Each line containing the word "Sexagesimal" needs to be copied.

______

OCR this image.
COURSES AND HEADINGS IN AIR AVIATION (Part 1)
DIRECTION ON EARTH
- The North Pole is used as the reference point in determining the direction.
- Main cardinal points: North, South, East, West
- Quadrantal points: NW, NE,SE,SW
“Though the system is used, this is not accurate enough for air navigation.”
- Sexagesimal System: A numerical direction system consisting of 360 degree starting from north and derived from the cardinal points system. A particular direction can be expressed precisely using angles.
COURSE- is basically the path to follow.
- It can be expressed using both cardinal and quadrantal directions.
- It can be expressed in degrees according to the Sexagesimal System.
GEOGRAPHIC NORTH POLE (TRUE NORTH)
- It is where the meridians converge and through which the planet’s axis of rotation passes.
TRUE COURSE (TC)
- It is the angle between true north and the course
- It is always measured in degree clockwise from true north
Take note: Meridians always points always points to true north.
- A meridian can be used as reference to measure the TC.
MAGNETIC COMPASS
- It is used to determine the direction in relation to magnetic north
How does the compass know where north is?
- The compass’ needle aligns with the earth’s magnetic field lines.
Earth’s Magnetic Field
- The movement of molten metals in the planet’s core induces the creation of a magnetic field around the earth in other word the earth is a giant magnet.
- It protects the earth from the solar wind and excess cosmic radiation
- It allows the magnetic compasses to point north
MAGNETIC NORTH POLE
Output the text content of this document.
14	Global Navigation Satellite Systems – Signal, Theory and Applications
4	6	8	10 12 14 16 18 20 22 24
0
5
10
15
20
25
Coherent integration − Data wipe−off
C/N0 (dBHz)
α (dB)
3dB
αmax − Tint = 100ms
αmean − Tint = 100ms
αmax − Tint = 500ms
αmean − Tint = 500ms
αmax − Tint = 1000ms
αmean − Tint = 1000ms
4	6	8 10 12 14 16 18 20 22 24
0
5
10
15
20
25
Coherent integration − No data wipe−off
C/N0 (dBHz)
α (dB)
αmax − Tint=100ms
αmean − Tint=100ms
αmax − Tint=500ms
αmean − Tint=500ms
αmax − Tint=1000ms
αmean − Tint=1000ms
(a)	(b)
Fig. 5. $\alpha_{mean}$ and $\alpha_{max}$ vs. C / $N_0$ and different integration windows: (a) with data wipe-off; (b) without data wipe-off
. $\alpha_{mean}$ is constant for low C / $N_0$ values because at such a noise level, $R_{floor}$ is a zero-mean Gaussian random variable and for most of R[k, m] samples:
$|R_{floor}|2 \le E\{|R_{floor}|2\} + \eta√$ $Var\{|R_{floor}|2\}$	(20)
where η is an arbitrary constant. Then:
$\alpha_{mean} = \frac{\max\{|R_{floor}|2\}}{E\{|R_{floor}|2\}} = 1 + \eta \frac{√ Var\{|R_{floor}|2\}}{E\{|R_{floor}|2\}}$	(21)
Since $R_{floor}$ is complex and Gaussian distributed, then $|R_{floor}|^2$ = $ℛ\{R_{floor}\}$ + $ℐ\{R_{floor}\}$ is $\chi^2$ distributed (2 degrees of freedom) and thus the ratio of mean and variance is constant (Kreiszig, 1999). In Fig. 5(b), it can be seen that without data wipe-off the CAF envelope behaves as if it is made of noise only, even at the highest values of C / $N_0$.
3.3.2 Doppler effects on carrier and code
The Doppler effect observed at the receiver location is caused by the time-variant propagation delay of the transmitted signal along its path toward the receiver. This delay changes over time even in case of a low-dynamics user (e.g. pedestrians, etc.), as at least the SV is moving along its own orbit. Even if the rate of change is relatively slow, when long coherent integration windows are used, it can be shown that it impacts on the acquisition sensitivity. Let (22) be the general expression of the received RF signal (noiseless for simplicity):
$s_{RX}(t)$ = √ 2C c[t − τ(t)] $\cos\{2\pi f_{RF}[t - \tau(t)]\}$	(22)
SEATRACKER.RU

______

## Response to this task
- Sexagesimal System: A numerical direction system consisting of 360 degree starting from north and derived from the cardinal points system. A particular direction can be expressed precisely using angles.
- It can be expressed in degrees according to the Sexagesimal System.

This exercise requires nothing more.